_DIRECTION_. Copy each line below that contains "plus".

_SUPPLIED ENTRIES_.

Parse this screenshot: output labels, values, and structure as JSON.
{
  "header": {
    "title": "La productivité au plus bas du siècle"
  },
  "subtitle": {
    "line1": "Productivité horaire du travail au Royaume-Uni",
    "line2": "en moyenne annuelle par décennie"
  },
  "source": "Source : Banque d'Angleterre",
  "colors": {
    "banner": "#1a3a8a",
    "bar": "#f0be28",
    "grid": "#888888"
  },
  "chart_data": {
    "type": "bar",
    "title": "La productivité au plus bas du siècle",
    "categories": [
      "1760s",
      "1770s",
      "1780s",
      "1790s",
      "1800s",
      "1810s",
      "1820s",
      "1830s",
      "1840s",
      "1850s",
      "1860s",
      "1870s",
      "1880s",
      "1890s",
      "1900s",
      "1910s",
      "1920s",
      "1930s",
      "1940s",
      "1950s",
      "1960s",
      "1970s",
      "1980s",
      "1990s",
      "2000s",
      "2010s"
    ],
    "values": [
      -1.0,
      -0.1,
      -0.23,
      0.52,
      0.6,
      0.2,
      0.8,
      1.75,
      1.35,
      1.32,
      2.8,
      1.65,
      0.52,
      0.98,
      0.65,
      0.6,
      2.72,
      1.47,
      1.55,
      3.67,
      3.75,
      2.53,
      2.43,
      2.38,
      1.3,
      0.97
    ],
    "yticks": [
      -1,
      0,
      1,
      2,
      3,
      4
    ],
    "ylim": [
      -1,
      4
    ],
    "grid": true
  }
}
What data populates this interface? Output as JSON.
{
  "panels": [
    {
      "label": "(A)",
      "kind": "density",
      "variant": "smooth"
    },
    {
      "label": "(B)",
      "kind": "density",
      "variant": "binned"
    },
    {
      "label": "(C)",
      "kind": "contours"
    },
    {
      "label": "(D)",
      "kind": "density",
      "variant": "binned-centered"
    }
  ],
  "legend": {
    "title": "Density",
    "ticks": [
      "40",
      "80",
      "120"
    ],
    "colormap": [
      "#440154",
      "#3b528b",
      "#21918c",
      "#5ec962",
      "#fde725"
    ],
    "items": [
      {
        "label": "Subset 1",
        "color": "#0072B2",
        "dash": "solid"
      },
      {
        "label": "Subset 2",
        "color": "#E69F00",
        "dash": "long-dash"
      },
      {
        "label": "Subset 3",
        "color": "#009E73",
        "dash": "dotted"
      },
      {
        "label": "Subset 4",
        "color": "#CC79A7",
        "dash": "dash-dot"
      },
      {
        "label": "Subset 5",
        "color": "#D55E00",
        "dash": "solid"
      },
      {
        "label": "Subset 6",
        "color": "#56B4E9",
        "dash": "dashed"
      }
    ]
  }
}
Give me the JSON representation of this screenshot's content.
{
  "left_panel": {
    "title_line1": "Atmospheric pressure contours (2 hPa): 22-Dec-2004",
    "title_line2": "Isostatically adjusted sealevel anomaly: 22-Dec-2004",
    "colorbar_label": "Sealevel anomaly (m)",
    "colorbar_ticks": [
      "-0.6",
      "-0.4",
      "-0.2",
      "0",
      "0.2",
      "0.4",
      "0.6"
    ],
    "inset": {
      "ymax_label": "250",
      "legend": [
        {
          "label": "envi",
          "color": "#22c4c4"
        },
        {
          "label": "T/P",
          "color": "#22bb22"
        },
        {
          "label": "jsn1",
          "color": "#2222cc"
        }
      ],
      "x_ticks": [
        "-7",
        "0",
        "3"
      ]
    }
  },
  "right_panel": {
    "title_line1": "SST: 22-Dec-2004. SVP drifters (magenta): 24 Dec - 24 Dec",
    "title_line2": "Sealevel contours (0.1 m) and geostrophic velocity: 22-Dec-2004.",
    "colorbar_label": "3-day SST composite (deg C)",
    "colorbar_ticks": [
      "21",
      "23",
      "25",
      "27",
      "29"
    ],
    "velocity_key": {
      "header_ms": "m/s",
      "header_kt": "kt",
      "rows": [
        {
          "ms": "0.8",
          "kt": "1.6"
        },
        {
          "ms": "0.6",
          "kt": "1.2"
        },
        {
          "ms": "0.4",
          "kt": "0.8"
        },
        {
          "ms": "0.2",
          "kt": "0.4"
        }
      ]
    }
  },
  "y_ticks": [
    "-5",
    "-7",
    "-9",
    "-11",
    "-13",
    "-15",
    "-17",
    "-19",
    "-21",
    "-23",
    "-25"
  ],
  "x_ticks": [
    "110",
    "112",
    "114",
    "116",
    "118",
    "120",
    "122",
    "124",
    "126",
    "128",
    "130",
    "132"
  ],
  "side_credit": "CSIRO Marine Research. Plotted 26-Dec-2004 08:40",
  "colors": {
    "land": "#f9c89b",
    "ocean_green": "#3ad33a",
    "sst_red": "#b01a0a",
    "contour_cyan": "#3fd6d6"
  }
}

_SOLUTION TO THIS EXERCISE_.
    "title": "La productivité au plus bas du siècle"
    "title": "La productivité au plus bas du siècle",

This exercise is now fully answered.